Request: All of the material below is to be retyped exactly.

Records to use:
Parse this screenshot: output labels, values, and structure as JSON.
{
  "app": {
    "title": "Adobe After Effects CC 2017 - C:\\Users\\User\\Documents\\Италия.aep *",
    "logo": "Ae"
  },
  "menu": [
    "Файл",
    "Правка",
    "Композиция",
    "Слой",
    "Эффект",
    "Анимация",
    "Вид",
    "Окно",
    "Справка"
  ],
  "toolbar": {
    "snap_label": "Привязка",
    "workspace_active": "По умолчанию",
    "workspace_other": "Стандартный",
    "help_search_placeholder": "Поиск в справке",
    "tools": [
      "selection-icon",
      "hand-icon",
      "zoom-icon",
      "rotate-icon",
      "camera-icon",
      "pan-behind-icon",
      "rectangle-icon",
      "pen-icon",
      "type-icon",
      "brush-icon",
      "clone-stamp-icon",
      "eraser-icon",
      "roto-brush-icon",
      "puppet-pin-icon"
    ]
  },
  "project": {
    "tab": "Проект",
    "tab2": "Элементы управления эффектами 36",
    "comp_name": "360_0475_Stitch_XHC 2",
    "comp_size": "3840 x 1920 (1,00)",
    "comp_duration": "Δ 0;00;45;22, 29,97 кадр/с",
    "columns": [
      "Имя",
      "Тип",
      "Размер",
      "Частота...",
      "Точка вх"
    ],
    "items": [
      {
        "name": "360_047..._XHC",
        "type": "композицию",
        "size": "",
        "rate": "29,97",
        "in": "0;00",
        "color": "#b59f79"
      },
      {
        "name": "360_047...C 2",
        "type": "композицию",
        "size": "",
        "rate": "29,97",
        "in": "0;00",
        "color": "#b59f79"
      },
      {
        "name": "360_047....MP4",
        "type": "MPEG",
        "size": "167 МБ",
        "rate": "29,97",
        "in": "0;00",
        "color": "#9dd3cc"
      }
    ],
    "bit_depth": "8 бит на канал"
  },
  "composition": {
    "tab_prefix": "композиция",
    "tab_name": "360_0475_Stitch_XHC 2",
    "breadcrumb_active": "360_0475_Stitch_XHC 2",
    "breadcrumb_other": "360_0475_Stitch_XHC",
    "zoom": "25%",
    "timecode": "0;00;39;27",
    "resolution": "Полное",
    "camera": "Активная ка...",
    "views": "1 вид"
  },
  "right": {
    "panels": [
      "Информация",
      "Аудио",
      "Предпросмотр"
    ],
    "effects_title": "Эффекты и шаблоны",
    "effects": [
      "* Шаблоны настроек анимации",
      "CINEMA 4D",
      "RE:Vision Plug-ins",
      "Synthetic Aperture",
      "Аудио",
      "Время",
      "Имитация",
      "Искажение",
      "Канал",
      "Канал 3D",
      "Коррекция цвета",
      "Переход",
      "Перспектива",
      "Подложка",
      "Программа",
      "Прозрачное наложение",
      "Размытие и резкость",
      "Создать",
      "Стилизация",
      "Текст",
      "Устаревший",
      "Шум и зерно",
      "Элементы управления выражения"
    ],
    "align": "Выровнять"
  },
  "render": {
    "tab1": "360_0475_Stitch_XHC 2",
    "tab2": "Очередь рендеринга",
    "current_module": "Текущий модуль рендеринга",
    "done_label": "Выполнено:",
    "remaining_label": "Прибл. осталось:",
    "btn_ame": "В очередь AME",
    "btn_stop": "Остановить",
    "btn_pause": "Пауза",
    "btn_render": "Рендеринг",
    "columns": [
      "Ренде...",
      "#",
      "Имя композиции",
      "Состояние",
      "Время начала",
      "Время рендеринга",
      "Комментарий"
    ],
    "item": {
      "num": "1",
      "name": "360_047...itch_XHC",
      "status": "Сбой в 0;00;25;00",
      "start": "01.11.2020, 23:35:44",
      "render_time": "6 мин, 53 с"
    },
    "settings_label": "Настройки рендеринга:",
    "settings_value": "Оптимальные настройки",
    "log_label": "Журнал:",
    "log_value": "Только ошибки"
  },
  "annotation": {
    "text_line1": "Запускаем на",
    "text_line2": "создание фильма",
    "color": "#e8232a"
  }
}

Final answer:
Parse this screenshot: output labels, values, and structure as JSON.
{
  "app": {
    "title": "Adobe After Effects CC 2017 - C:\\Users\\User\\Documents\\Италия.aep *",
    "logo": "Ae"
  },
  "menu": [
    "Файл",
    "Правка",
    "Композиция",
    "Слой",
    "Эффект",
    "Анимация",
    "Вид",
    "Окно",
    "Справка"
  ],
  "toolbar": {
    "snap_label": "Привязка",
    "workspace_active": "По умолчанию",
    "workspace_other": "Стандартный",
    "help_search_placeholder": "Поиск в справке",
    "tools": [
      "selection-icon",
      "hand-icon",
      "zoom-icon",
      "rotate-icon",
      "camera-icon",
      "pan-behind-icon",
      "rectangle-icon",
      "pen-icon",
      "type-icon",
      "brush-icon",
      "clone-stamp-icon",
      "eraser-icon",
      "roto-brush-icon",
      "puppet-pin-icon"
    ]
  },
  "project": {
    "tab": "Проект",
    "tab2": "Элементы управления эффектами 36",
    "comp_name": "360_0475_Stitch_XHC 2",
    "comp_size": "3840 x 1920 (1,00)",
    "comp_duration": "Δ 0;00;45;22, 29,97 кадр/с",
    "columns": [
      "Имя",
      "Тип",
      "Размер",
      "Частота...",
      "Точка вх"
    ],
    "items": [
      {
        "name": "360_047..._XHC",
        "type": "композицию",
        "size": "",
        "rate": "29,97",
        "in": "0;00",
        "color": "#b59f79"
      },
      {
        "name": "360_047...C 2",
        "type": "композицию",
        "size": "",
        "rate": "29,97",
        "in": "0;00",
        "color": "#b59f79"
      },
      {
        "name": "360_047....MP4",
        "type": "MPEG",
        "size": "167 МБ",
        "rate": "29,97",
        "in": "0;00",
        "color": "#9dd3cc"
      }
    ],
    "bit_depth": "8 бит на канал"
  },
  "composition": {
    "tab_prefix": "композиция",
    "tab_name": "360_0475_Stitch_XHC 2",
    "breadcrumb_active": "360_0475_Stitch_XHC 2",
    "breadcrumb_other": "360_0475_Stitch_XHC",
    "zoom": "25%",
    "timecode": "0;00;39;27",
    "resolution": "Полное",
    "camera": "Активная ка...",
    "views": "1 вид"
  },
  "right": {
    "panels": [
      "Информация",
      "Аудио",
      "Предпросмотр"
    ],
    "effects_title": "Эффекты и шаблоны",
    "effects": [
      "* Шаблоны настроек анимации",
      "CINEMA 4D",
      "RE:Vision Plug-ins",
      "Synthetic Aperture",
      "Аудио",
      "Время",
      "Имитация",
      "Искажение",
      "Канал",
      "Канал 3D",
      "Коррекция цвета",
      "Переход",
      "Перспектива",
      "Подложка",
      "Программа",
      "Прозрачное наложение",
      "Размытие и резкость",
      "Создать",
      "Стилизация",
      "Текст",
      "Устаревший",
      "Шум и зерно",
      "Элементы управления выражения"
    ],
    "align": "Выровнять"
  },
  "render": {
    "tab1": "360_0475_Stitch_XHC 2",
    "tab2": "Очередь рендеринга",
    "current_module": "Текущий модуль рендеринга",
    "done_label": "Выполнено:",
    "remaining_label": "Прибл. осталось:",
    "btn_ame": "В очередь AME",
    "btn_stop": "Остановить",
    "btn_pause": "Пауза",
    "btn_render": "Рендеринг",
    "columns": [
      "Ренде...",
      "#",
      "Имя композиции",
      "Состояние",
      "Время начала",
      "Время рендеринга",
      "Комментарий"
    ],
    "item": {
      "num": "1",
      "name": "360_047...itch_XHC",
      "status": "Сбой в 0;00;25;00",
      "start": "01.11.2020, 23:35:44",
      "render_time": "6 мин, 53 с"
    },
    "settings_label": "Настройки рендеринга:",
    "settings_value": "Оптимальные настройки",
    "log_label": "Журнал:",
    "log_value": "Только ошибки"
  },
  "annotation": {
    "text_line1": "Запускаем на",
    "text_line2": "создание фильма",
    "color": "#e8232a"
  }
}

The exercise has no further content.